> **Instructions to follow**: Report only the number of lines holding "token".

· · · ·

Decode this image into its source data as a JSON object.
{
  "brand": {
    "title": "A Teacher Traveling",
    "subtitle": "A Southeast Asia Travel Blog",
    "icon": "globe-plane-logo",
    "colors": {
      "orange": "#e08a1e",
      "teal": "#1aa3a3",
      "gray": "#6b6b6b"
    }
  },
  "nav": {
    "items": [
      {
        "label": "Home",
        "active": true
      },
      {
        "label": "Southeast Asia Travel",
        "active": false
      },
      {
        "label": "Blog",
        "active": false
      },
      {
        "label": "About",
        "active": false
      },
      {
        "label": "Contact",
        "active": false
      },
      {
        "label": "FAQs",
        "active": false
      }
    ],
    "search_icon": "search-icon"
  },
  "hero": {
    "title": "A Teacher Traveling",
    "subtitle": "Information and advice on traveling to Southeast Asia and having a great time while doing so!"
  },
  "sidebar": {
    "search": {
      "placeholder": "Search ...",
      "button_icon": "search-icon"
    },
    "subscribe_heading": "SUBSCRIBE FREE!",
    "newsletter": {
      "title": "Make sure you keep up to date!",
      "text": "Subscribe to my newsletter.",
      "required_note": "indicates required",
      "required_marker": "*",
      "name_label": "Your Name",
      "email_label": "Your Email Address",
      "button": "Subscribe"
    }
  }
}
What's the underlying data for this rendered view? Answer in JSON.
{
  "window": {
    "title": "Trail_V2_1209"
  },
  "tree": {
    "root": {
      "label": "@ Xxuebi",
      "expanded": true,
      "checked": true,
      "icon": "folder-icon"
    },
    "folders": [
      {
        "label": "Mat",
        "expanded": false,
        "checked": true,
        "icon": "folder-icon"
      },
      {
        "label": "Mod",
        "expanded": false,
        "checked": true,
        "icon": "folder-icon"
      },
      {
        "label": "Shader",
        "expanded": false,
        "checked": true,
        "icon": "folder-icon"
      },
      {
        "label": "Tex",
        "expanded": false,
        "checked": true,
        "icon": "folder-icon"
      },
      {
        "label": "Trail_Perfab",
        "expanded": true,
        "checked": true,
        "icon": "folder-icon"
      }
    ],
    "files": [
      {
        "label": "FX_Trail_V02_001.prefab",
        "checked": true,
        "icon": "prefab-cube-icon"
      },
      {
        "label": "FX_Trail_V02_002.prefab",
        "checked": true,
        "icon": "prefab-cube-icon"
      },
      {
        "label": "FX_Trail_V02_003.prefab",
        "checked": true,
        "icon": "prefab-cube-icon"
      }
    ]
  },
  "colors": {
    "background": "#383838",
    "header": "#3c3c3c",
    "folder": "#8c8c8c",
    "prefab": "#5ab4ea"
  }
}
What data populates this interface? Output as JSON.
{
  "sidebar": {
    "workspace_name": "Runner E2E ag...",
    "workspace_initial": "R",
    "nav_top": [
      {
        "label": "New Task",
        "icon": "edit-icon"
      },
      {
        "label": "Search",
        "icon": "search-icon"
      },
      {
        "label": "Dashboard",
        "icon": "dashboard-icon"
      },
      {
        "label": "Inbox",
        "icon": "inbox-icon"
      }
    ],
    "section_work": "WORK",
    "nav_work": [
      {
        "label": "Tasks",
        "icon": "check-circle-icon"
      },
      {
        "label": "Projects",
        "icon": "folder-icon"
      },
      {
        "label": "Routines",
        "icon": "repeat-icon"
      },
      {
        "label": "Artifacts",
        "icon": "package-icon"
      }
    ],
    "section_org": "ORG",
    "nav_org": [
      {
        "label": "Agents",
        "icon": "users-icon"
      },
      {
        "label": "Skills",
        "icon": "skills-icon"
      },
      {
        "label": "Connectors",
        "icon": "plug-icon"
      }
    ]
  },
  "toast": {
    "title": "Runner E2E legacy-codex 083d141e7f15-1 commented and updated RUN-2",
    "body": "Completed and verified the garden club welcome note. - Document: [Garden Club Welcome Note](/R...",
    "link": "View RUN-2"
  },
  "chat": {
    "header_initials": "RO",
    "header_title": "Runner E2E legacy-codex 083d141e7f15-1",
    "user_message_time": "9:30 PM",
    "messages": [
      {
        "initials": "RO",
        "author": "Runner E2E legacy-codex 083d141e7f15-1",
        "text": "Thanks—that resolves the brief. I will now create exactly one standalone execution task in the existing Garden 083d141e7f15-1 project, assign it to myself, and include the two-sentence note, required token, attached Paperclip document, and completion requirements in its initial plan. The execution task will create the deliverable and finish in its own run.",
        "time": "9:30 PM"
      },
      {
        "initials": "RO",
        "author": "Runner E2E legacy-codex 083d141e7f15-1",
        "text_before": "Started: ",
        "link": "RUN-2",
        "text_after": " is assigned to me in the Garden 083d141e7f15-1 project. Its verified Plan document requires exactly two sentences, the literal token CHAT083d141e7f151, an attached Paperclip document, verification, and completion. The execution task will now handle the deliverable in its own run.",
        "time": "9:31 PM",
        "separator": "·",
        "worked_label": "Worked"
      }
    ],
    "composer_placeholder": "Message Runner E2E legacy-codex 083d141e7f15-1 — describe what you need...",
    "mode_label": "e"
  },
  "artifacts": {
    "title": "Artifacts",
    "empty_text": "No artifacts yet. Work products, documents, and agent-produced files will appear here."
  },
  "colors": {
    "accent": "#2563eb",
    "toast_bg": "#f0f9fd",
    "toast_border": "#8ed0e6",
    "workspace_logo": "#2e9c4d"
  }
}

· · · ·

> **Result of this task**: 2